- Working data
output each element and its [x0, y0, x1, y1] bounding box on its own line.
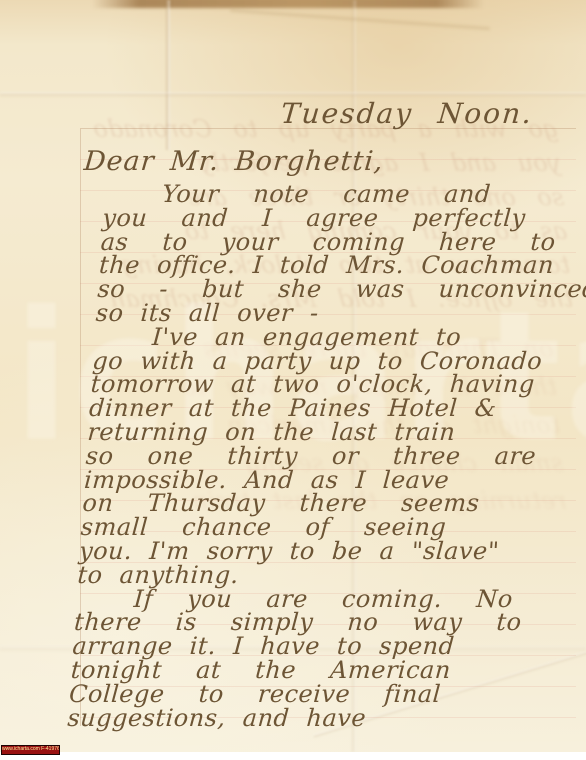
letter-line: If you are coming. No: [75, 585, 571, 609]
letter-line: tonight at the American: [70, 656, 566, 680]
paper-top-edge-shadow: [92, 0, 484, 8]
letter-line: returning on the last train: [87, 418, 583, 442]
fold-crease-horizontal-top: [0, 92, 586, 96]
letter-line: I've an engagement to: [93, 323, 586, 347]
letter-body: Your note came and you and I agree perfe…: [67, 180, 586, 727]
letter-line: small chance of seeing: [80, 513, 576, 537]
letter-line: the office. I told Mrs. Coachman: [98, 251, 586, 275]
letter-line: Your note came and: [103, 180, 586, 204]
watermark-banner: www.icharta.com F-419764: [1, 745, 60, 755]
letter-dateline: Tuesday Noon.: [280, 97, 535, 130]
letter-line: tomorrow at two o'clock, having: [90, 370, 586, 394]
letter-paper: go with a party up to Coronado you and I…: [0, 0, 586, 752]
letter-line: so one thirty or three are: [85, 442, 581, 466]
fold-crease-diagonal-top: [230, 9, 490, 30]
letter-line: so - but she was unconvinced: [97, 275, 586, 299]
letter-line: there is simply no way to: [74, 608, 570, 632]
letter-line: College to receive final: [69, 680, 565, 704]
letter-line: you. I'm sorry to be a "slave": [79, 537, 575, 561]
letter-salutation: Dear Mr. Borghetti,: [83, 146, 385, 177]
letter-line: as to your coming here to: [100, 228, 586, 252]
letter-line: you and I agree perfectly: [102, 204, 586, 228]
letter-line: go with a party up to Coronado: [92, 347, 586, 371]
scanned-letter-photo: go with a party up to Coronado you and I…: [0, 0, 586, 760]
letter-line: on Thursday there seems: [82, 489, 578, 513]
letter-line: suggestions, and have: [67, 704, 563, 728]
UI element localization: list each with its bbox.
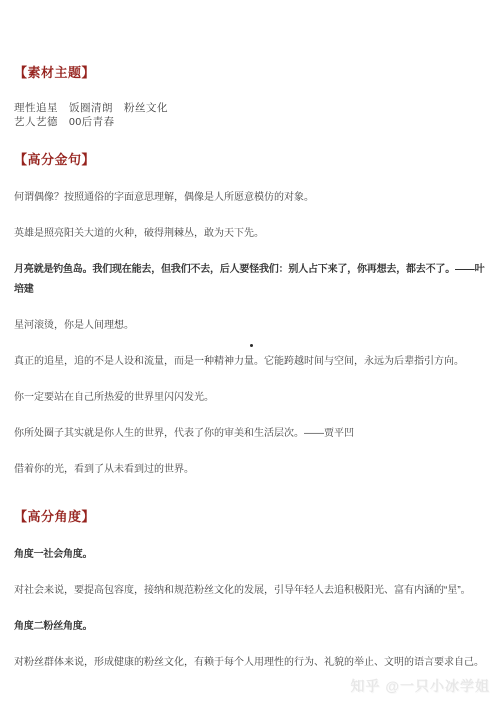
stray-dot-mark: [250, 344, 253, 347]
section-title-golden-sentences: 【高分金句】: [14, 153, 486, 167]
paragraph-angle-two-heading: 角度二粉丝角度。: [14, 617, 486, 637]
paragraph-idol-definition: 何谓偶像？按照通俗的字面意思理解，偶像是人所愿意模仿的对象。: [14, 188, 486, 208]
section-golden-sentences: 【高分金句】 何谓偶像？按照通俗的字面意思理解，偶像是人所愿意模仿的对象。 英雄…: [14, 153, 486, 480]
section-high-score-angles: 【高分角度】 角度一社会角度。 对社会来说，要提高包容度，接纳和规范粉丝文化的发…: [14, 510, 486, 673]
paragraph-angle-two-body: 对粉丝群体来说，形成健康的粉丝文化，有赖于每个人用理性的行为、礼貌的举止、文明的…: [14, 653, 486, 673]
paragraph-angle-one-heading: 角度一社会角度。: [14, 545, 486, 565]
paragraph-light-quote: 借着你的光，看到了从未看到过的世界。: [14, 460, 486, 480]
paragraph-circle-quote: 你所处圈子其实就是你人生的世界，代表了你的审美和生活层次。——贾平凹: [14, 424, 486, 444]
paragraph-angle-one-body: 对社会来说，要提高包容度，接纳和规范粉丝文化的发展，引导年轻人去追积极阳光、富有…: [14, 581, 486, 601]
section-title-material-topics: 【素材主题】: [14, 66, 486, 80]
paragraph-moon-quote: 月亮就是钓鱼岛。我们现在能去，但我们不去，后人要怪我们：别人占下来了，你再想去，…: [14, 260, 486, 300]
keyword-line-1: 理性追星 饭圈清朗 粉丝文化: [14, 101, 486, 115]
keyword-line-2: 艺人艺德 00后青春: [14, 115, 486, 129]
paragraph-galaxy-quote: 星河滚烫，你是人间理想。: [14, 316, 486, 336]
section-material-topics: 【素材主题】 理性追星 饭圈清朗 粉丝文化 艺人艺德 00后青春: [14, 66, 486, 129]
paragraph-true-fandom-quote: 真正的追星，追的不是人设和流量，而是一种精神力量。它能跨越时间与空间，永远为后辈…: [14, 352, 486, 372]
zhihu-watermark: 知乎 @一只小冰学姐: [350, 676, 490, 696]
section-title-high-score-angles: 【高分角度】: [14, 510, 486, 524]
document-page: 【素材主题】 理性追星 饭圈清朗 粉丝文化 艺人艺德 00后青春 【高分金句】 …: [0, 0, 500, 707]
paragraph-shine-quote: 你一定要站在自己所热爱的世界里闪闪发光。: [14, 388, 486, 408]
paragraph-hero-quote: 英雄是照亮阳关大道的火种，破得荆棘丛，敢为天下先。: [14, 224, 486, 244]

...

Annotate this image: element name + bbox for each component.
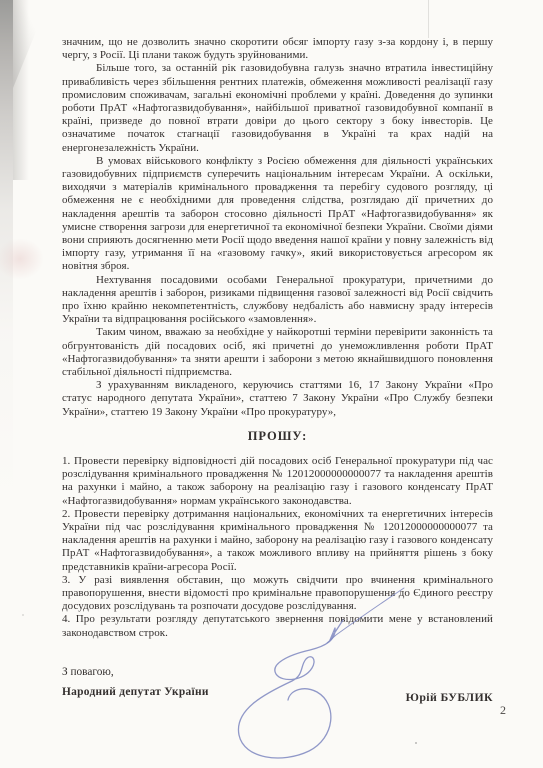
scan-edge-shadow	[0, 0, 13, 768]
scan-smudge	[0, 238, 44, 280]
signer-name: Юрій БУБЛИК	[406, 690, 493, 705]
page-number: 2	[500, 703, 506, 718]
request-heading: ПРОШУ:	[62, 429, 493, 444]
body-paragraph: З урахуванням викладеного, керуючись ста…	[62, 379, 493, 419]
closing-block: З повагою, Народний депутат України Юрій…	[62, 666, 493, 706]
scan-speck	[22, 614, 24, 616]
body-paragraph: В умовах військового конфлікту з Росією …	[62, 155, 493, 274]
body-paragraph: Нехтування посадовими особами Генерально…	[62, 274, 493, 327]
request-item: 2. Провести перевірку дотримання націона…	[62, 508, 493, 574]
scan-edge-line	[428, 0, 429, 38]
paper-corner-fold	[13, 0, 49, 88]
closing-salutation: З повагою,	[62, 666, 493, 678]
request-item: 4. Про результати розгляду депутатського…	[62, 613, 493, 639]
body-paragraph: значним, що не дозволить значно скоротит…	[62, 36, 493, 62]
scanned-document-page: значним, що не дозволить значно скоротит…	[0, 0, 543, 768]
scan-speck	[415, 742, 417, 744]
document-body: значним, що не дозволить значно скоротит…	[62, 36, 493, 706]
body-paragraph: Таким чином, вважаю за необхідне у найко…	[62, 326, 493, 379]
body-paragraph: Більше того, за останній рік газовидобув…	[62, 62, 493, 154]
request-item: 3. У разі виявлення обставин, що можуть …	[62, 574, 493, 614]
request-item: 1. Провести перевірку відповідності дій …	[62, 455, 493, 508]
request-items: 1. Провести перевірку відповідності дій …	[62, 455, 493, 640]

- Instructions to follow
Please arrange the record lines as a numbered list, starting at the line that has "stray-dot-mark: [250, 344, 253, 347]" and stopping after the line that has "keyword-line-2: 艺人艺德 00后青春: [14, 115, 486, 129]", with blank lines left out.

- Task response
1. stray-dot-mark: [250, 344, 253, 347]
2. section-title-golden-sentences: 【高分金句】: [14, 153, 486, 167]
3. paragraph-angle-two-heading: 角度二粉丝角度。: [14, 617, 486, 637]
4. paragraph-idol-definition: 何谓偶像？按照通俗的字面意思理解，偶像是人所愿意模仿的对象。: [14, 188, 486, 208]
5. section-golden-sentences: 【高分金句】 何谓偶像？按照通俗的字面意思理解，偶像是人所愿意模仿的对象。 英雄…: [14, 153, 486, 480]
6. section-high-score-angles: 【高分角度】 角度一社会角度。 对社会来说，要提高包容度，接纳和规范粉丝文化的发…: [14, 510, 486, 673]
7. paragraph-angle-two-body: 对粉丝群体来说，形成健康的粉丝文化，有赖于每个人用理性的行为、礼貌的举止、文明的…: [14, 653, 486, 673]
8. paragraph-angle-one-heading: 角度一社会角度。: [14, 545, 486, 565]
9. paragraph-light-quote: 借着你的光，看到了从未看到过的世界。: [14, 460, 486, 480]
10. paragraph-circle-quote: 你所处圈子其实就是你人生的世界，代表了你的审美和生活层次。——贾平凹: [14, 424, 486, 444]
11. paragraph-angle-one-body: 对社会来说，要提高包容度，接纳和规范粉丝文化的发展，引导年轻人去追积极阳光、富有…: [14, 581, 486, 601]
12. section-title-material-topics: 【素材主题】: [14, 66, 486, 80]
13. paragraph-moon-quote: 月亮就是钓鱼岛。我们现在能去，但我们不去，后人要怪我们：别人占下来了，你再想去，…: [14, 260, 486, 300]
14. keyword-line-1: 理性追星 饭圈清朗 粉丝文化: [14, 101, 486, 115]
15. keyword-line-2: 艺人艺德 00后青春: [14, 115, 486, 129]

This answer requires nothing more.